begin RECORDS FOR PROCESSING
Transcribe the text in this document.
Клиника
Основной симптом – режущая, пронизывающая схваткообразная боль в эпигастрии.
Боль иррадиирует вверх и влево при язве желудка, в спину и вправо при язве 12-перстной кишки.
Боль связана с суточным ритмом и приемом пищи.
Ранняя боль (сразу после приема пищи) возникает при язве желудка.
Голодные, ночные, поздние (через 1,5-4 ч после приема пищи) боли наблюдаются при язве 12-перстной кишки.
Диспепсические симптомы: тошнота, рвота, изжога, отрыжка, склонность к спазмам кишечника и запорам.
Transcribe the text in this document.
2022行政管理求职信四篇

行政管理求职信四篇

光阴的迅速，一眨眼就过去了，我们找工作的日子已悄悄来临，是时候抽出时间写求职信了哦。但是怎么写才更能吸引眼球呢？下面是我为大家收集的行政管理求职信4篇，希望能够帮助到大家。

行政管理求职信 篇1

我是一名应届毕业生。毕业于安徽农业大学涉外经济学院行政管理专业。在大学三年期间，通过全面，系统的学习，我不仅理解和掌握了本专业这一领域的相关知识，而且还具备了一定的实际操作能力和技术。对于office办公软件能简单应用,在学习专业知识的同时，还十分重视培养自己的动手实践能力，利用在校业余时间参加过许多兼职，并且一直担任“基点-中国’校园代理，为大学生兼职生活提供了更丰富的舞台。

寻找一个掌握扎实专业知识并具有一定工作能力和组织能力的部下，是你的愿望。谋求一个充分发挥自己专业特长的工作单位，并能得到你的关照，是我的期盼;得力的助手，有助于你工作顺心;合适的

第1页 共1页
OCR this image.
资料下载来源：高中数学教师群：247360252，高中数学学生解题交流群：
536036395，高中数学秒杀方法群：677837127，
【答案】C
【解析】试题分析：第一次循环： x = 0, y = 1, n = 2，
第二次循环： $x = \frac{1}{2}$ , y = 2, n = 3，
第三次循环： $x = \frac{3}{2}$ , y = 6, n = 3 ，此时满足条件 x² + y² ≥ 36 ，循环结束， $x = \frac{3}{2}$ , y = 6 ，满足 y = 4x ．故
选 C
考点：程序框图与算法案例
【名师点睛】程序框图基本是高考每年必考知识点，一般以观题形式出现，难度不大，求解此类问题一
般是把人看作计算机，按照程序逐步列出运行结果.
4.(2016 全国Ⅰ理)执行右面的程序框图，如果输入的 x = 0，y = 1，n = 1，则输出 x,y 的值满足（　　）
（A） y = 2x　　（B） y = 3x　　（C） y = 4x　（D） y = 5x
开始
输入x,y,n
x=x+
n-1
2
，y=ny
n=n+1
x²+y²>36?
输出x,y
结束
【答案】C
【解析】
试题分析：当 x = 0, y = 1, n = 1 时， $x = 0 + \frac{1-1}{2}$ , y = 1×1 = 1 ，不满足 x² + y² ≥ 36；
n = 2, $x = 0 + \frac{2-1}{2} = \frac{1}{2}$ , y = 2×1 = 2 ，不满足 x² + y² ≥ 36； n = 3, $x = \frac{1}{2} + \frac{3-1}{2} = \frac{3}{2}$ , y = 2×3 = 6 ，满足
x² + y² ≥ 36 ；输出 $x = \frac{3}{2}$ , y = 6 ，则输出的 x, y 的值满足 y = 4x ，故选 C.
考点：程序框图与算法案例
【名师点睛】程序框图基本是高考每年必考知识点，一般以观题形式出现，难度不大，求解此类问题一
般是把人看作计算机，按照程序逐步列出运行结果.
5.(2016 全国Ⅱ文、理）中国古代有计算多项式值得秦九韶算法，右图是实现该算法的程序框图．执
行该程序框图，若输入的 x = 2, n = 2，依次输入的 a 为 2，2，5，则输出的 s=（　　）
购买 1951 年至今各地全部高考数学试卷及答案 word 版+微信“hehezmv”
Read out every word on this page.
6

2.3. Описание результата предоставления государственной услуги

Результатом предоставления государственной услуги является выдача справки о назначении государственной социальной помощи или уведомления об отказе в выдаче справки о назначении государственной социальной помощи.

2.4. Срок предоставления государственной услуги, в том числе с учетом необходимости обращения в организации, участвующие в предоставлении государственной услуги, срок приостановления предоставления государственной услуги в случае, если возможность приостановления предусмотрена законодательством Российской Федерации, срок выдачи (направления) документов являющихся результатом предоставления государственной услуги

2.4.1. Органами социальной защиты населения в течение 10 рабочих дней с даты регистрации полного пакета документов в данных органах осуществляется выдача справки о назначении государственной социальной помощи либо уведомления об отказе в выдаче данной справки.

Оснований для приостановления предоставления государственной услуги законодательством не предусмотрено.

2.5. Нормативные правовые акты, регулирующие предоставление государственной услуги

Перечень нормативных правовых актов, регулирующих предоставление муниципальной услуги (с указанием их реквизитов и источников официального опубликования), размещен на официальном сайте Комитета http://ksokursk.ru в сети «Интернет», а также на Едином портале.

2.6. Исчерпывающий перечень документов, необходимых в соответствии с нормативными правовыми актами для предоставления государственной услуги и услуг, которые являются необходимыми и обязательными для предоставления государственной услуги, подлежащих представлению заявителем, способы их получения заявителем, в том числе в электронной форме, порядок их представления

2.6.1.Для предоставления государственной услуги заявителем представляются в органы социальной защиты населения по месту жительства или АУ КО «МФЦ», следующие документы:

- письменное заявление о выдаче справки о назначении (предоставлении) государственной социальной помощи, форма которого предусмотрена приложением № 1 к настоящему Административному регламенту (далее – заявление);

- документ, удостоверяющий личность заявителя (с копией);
end RECORDS FOR PROCESSING
→ SET EXERCISE: Pick out every line above that contains the word "защиты" and copy it.

→ OUTPUT FOR THIS TASK:
2.4.1. Органами социальной защиты населения в течение 10 рабочих дней с даты регистрации полного пакета документов в данных органах осуществляется выдача справки о назначении государственной социальной помощи либо уведомления об отказе в выдаче данной справки.
2.6.1.Для предоставления государственной услуги заявителем представляются в органы социальной защиты населения по месту жительства или АУ КО «МФЦ», следующие документы:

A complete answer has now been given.